[Task instructions]:
Return each line that holds the word "Leiden".

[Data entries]
====
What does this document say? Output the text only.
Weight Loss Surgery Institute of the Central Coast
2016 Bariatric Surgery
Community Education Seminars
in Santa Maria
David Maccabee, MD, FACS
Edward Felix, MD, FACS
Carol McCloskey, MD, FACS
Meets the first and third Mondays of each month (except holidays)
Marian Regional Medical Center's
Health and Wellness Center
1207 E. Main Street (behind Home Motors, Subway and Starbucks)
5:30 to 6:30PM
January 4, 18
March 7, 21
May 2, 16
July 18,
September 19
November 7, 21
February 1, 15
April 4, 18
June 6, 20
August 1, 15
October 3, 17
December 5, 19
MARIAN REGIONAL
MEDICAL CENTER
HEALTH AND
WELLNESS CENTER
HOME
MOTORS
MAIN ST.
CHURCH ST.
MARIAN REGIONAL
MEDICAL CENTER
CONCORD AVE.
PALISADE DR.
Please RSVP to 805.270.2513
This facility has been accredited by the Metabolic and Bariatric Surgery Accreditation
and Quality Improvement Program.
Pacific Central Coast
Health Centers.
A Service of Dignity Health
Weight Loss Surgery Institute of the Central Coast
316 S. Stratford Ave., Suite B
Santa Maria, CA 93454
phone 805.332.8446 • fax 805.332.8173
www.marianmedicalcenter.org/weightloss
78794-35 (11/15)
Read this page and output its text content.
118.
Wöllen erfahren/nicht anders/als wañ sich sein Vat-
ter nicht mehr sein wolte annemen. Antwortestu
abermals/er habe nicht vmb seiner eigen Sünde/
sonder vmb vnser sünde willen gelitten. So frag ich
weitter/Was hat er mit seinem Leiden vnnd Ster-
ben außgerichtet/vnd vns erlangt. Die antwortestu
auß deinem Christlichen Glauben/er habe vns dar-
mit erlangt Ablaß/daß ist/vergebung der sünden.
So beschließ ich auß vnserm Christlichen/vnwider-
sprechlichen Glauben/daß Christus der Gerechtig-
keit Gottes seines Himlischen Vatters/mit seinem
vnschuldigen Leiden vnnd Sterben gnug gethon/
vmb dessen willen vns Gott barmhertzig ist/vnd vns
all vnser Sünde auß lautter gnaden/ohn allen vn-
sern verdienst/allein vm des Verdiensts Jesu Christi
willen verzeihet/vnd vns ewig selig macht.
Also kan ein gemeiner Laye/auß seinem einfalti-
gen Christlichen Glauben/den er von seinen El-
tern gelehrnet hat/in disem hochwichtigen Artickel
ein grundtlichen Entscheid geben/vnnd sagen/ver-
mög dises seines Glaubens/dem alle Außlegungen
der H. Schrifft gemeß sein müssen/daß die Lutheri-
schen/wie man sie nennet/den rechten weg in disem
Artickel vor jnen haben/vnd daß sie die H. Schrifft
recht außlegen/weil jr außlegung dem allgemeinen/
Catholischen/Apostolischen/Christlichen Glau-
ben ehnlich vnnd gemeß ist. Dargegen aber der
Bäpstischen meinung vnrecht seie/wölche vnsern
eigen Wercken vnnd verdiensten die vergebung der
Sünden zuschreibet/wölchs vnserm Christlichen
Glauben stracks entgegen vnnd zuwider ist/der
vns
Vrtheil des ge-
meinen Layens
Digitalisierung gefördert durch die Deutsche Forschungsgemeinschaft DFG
====
[Task result]:
weitter/Was hat er mit seinem Leiden vnnd Ster-
vnschuldigen Leiden vnnd Sterben gnug gethon/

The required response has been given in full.